> _WORK TO BE COMPLETED_: From the listing, collect all lines containing the word "события".

==== PROVIDED RECORDS ====

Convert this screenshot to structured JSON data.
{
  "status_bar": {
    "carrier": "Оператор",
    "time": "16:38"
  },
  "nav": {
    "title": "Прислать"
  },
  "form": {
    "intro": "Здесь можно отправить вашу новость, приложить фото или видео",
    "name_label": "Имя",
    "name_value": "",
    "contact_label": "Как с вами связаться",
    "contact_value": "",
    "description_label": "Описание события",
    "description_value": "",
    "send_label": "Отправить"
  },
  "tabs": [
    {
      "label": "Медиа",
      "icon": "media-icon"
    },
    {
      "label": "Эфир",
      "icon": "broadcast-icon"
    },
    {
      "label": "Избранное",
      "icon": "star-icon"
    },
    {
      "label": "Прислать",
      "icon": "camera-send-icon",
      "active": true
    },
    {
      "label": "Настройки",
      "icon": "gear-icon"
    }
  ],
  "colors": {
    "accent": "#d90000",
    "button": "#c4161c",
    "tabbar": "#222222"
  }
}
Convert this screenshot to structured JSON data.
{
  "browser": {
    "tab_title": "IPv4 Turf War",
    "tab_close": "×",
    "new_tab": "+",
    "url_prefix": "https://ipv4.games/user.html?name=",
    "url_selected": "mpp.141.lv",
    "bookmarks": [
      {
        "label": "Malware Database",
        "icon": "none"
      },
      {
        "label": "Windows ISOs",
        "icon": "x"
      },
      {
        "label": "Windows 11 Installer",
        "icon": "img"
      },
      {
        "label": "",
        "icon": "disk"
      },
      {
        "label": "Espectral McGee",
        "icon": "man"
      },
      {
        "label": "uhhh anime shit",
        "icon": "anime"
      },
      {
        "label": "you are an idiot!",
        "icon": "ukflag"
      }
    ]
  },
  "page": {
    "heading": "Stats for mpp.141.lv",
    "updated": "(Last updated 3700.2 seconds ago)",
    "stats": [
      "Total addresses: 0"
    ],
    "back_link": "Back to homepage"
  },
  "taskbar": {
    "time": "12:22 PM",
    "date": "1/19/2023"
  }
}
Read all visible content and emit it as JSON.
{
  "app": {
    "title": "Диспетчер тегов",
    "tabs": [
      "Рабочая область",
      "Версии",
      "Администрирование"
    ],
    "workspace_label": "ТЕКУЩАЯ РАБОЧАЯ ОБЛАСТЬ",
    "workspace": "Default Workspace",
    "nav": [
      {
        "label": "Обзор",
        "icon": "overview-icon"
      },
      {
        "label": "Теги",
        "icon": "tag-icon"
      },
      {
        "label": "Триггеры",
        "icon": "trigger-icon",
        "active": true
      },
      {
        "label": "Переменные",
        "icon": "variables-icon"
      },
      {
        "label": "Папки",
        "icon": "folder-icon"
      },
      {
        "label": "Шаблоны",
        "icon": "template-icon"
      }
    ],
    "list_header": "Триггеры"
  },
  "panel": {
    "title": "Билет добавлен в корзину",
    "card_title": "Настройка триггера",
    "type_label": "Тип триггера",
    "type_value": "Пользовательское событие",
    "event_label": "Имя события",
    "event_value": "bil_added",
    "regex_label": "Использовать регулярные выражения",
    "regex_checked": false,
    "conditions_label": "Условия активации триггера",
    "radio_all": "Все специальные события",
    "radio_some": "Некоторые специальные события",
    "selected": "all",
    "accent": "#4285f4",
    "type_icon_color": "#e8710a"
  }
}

====

> _OUTPUT OF THE EXERCISE_:
    "description_label": "Описание события",
    "event_label": "Имя события",
    "radio_all": "Все специальные события",
    "radio_some": "Некоторые специальные события",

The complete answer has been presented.